Anybody else remember where those videos were posted and who was in them. All I can remember is that the action was quite intense as both players were definitely at the top of the class with their respective characters.

Oh…and when in doubt, search YouTube, too. Tons of videos on there, so you’re guaranteed to find something that will help you.

Here you go, Smokemare.

If you want your Claw tested by a Ken main on here, blitzfu is the guy for sure.

These were the videos: [media=youtube]-6Nn8O5bsxs[/media]

great post rakaam. i think i know a fair amount of spacing against certain characters, but its mostly instinct. i would love to see you spell it out. your posts inspire me to start writing my own views and startegies as ryu. such as what normals should be on your mind depending on the matchup. like standing short vs zangief and guile… vs blanka…etc

Good post :).

Part II - Jumping & You:

At its most basic, Street Fighter 2 is broken down into two distinct areas: The ground and the air. I’m not sure where the habit comes from, but a lot of players will often resort to jumping in order to “get away” or “put pressure”. There is a false sense of security and power attached with jumping. It might stem from the fact that jumping tends to beat some ground moves or allow for some amazingly devastating combos, and so people associate it with a get-out-of-trouble or finish-the-game move.

It often screams desperation or uncertainty to me. You see it all the time. Get someone cornered, they try to jump out only to eat that “psychic dp” and then they wonder how you knew they’d jump. You send a few fireballs their way, pause for a moment, and they jump for no reason, eating an anti-air or another fireball. Even good players sometimes suffer from this lapse of judgment.

Whoever controls the ground controls the match. This is simple Street Fighter 2 truth, and yet, it took me a long time to figure out. Why is that? Because on the ground, you have many options. You can fireball pressure, you can play footsies, poke, etc. If you watch top players, you will see this recurring theme. Basically, Do not jump because you’re not sure what else to do!

The biggest issue with jumping is that, for most of the cast, it locks you down into a set trajectory. If Blanka jumps, I know the exact path he is going to follow, and where he is going to land. I may not know what move he’ll do in the air, or what he wants to do once he lands, but you usually don’t need to. Jumping because you’re not sure what to do will get you killed, over and over. If you are maintaining proper spacing, you will rarely need to jump. I have won countless games without jumping once. Not because I don’t know how or because I wanted to prove a point, but simply because there was no need.

You have to eliminate the idea of uncertainty from your jump. Let your opponent do, then react. Just because Sagat did 8 tigershots in a row doesn’t mean that there will be a 9th. The occasional good guess does not make it a good, reliable strategy. Random jumping against good players will get your ass handed to you every time.

§ Entries provided:
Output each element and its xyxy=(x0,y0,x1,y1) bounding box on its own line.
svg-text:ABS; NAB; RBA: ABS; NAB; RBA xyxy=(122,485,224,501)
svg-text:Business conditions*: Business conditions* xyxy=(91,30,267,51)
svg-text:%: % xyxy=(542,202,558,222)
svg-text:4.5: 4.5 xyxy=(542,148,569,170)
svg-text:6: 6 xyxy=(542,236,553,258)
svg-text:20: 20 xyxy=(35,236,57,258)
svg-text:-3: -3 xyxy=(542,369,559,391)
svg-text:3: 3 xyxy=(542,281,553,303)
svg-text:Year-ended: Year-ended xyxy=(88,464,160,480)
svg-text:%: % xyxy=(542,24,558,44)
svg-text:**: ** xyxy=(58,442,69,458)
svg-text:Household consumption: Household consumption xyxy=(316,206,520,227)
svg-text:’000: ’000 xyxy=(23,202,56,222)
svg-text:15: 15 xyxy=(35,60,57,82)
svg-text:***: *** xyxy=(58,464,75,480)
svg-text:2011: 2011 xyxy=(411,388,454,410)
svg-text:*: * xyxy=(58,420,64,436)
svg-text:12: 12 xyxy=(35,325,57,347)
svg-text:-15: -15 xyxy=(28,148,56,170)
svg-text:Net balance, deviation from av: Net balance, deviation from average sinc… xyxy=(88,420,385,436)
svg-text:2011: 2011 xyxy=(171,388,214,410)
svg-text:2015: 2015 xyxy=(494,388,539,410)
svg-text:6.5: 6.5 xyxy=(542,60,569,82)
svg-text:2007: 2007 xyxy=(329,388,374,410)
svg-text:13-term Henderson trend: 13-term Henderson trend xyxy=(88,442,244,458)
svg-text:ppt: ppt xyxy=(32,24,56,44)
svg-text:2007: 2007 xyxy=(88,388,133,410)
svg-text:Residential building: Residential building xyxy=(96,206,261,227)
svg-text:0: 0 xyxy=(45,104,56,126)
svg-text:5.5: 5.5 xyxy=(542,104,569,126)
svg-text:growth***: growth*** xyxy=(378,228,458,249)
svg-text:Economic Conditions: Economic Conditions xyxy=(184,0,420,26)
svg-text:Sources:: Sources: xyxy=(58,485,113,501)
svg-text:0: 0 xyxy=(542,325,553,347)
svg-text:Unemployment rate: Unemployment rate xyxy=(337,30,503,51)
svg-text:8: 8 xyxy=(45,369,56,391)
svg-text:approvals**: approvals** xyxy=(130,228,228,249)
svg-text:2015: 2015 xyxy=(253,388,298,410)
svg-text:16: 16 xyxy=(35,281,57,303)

§ Exercises:
1 – Identify each line of the records that contains the string "Henderson", and copy those lines.
2 – Go on with the Street Fighter 2 text from the point where it stops, starting after its final sentence.

§ Results in order:
1 –
svg-text:13-term Henderson trend: 13-term Henderson trend xyxy=(88,442,244,458)

2 –
For certain characters, taking to the air is a different proposition than others. Why is Claw so good, when he lacks a projectile, and a big part of his game is air-based? That’s because he does not lose mobility in the air. If Vega’s wall-dives had a set trajectory and never varied, it wouldn’t be as useful. Fortunately for him that is not the case. T-Hawk doesn’t share the same fortune. His condor dive is a set trajectory, and while you can control where it starts from, it will always follow the same vector, making it a dicier proposition. Dhalsim can control his air trajectory with his drills. Dictator can, to a lesser extent, do the same with Devil’s Reverse and Headstomp. Ken, Ryu and Chun can also retain some mobility in the air with the Hurricane Kick(Juice Kick!)/Cyclone Kick, as well as a very limited amount for Honda and Boxer with neutral j.:hp:.

So, when is it safe to jump?

The safest time to jump is after scoring a knockdown. You should know what safe-jumping is by now. Learn to time it properly. If you spaced it properly, you can end up with an ambiguous cross up.

Jumping over fireballs can work out fine, depending on the opponent, your distance and the kind of projectile they used: a jab hadoken has faster recovery than a fierce. If you’re half a screen away from Ken and neutral jump over one of his hadokens, his fierce dp can and will catch you. You can always just block the projectile…

Great post Raakam just like the 1st. I noticed that jumping is not so great it once seemed to me. I think (at least for me) that you missed one thing you could mention. Correct me if i’m wrong.
Jumping against charge characters: I noticed that once charge characters move forward (or jump forward) a counter-jump can be very useful. The moment they lose the charge by moving forward is the moment you should use to put pressure on them and give you the advantage.
I don’t know if this works against the very best but i had a lot of success with this stategy against good players.
Thanks for sharing your opinion with me.

It’s hard to say yes in a vacuum. It’s more reasonable to jump against a charge character that is walking forward, but not necessarily a good idea. It’s very match up specific.

For example, jumping in against Blanka with a number of characters is a bad idea even if he doesn’t have charge, because he can just do a st.:mp:/electricity and beat most jump ins. Against Balrog, you eat a st.:mp: or cr:hp: for free, against DJ a st:mp:, against Bison a cr:hp:, st:hp: or st:lp: depending on distance, against Chun Li, a st:mk:, Guile a st:mp: or cr:hp: (I think?), Vega a st:hk: etc. Honda is probably the safest to jump in on if he is walking forward, though I believe he can just st.:lp: some characters like Gief without them being able to do much.

I find it better to use moves like Scissors kick/Psycho Crusher, Cannon Drill, Sumo Torpedo type moves against walking charge characters. Even then, I tend to use moves that are safe on block just in case they react fast enough.

Again, this is character dependent. Fast falling characters like Blanka or Vega probably have a safer time jumping in on charge characters, or people like Boxer, Hawk and DJ that have very good priority jumping moves (j:hk:, j:lp: and j:lp: respectively).

I hope that answers the question somewhat :slight_smile:


Next week, I’ll be writing about “Playing Safe”.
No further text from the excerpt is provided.